> **CHALLENGE**: Print the entries in full, word for word, but not the pictures.

> **TASK INPUTS**:
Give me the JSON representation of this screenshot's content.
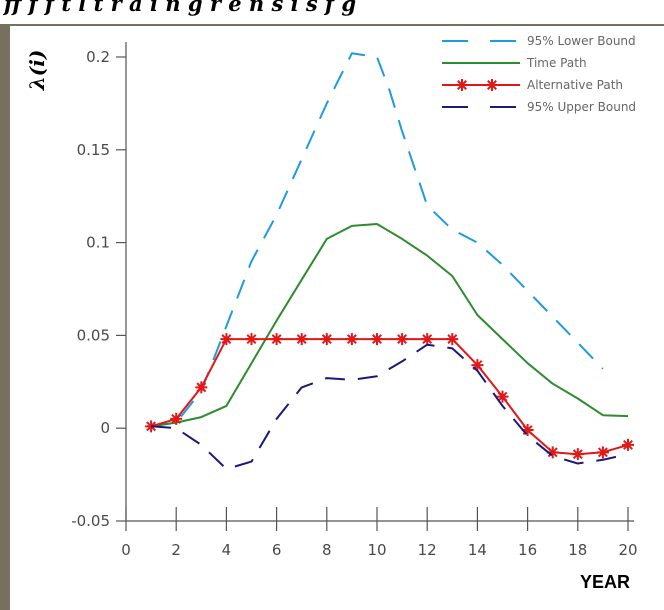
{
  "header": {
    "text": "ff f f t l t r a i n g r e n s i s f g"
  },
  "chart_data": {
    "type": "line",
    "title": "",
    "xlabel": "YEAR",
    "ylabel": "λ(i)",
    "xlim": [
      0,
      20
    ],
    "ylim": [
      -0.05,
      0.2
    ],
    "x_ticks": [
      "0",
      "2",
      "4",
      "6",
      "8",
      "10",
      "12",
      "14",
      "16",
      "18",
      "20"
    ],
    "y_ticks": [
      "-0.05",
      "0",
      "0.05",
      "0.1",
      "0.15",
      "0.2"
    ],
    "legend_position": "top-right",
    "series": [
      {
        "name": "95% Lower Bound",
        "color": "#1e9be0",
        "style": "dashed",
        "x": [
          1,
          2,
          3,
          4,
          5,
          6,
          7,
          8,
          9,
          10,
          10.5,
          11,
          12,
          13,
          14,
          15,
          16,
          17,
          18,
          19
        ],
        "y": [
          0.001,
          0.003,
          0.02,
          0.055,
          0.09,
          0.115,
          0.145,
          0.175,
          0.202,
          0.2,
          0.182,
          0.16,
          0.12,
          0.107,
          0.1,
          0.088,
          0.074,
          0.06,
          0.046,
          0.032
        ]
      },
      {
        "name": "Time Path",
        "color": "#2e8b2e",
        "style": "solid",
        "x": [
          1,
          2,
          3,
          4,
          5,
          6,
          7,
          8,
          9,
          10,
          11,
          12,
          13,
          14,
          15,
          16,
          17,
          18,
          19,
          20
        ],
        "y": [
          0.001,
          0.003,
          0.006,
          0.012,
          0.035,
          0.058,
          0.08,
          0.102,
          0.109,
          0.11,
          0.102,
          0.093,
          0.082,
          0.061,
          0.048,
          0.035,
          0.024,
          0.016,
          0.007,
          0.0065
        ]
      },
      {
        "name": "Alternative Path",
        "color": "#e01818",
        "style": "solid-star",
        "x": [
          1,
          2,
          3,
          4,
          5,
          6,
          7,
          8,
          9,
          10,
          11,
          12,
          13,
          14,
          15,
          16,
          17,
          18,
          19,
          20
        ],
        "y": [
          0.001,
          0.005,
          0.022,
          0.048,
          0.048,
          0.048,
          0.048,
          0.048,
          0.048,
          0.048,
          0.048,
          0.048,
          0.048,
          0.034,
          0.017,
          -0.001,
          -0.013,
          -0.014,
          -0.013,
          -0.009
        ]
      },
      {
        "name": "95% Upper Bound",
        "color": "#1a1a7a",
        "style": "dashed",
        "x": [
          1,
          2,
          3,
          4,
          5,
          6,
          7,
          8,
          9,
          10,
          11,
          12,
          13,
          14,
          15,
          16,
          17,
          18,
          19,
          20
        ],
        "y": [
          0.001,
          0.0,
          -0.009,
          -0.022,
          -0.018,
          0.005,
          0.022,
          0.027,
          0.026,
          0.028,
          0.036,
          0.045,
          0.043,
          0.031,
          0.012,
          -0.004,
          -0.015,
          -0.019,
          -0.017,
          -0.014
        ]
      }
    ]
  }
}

> **EXERCISE ANSWER**:
Give me the JSON representation of this screenshot's content.
{
  "header": {
    "text": "ff f f t l t r a i n g r e n s i s f g"
  },
  "chart_data": {
    "type": "line",
    "title": "",
    "xlabel": "YEAR",
    "ylabel": "λ(i)",
    "xlim": [
      0,
      20
    ],
    "ylim": [
      -0.05,
      0.2
    ],
    "x_ticks": [
      "0",
      "2",
      "4",
      "6",
      "8",
      "10",
      "12",
      "14",
      "16",
      "18",
      "20"
    ],
    "y_ticks": [
      "-0.05",
      "0",
      "0.05",
      "0.1",
      "0.15",
      "0.2"
    ],
    "legend_position": "top-right",
    "series": [
      {
        "name": "95% Lower Bound",
        "color": "#1e9be0",
        "style": "dashed",
        "x": [
          1,
          2,
          3,
          4,
          5,
          6,
          7,
          8,
          9,
          10,
          10.5,
          11,
          12,
          13,
          14,
          15,
          16,
          17,
          18,
          19
        ],
        "y": [
          0.001,
          0.003,
          0.02,
          0.055,
          0.09,
          0.115,
          0.145,
          0.175,
          0.202,
          0.2,
          0.182,
          0.16,
          0.12,
          0.107,
          0.1,
          0.088,
          0.074,
          0.06,
          0.046,
          0.032
        ]
      },
      {
        "name": "Time Path",
        "color": "#2e8b2e",
        "style": "solid",
        "x": [
          1,
          2,
          3,
          4,
          5,
          6,
          7,
          8,
          9,
          10,
          11,
          12,
          13,
          14,
          15,
          16,
          17,
          18,
          19,
          20
        ],
        "y": [
          0.001,
          0.003,
          0.006,
          0.012,
          0.035,
          0.058,
          0.08,
          0.102,
          0.109,
          0.11,
          0.102,
          0.093,
          0.082,
          0.061,
          0.048,
          0.035,
          0.024,
          0.016,
          0.007,
          0.0065
        ]
      },
      {
        "name": "Alternative Path",
        "color": "#e01818",
        "style": "solid-star",
        "x": [
          1,
          2,
          3,
          4,
          5,
          6,
          7,
          8,
          9,
          10,
          11,
          12,
          13,
          14,
          15,
          16,
          17,
          18,
          19,
          20
        ],
        "y": [
          0.001,
          0.005,
          0.022,
          0.048,
          0.048,
          0.048,
          0.048,
          0.048,
          0.048,
          0.048,
          0.048,
          0.048,
          0.048,
          0.034,
          0.017,
          -0.001,
          -0.013,
          -0.014,
          -0.013,
          -0.009
        ]
      },
      {
        "name": "95% Upper Bound",
        "color": "#1a1a7a",
        "style": "dashed",
        "x": [
          1,
          2,
          3,
          4,
          5,
          6,
          7,
          8,
          9,
          10,
          11,
          12,
          13,
          14,
          15,
          16,
          17,
          18,
          19,
          20
        ],
        "y": [
          0.001,
          0.0,
          -0.009,
          -0.022,
          -0.018,
          0.005,
          0.022,
          0.027,
          0.026,
          0.028,
          0.036,
          0.045,
          0.043,
          0.031,
          0.012,
          -0.004,
          -0.015,
          -0.019,
          -0.017,
          -0.014
        ]
      }
    ]
  }
}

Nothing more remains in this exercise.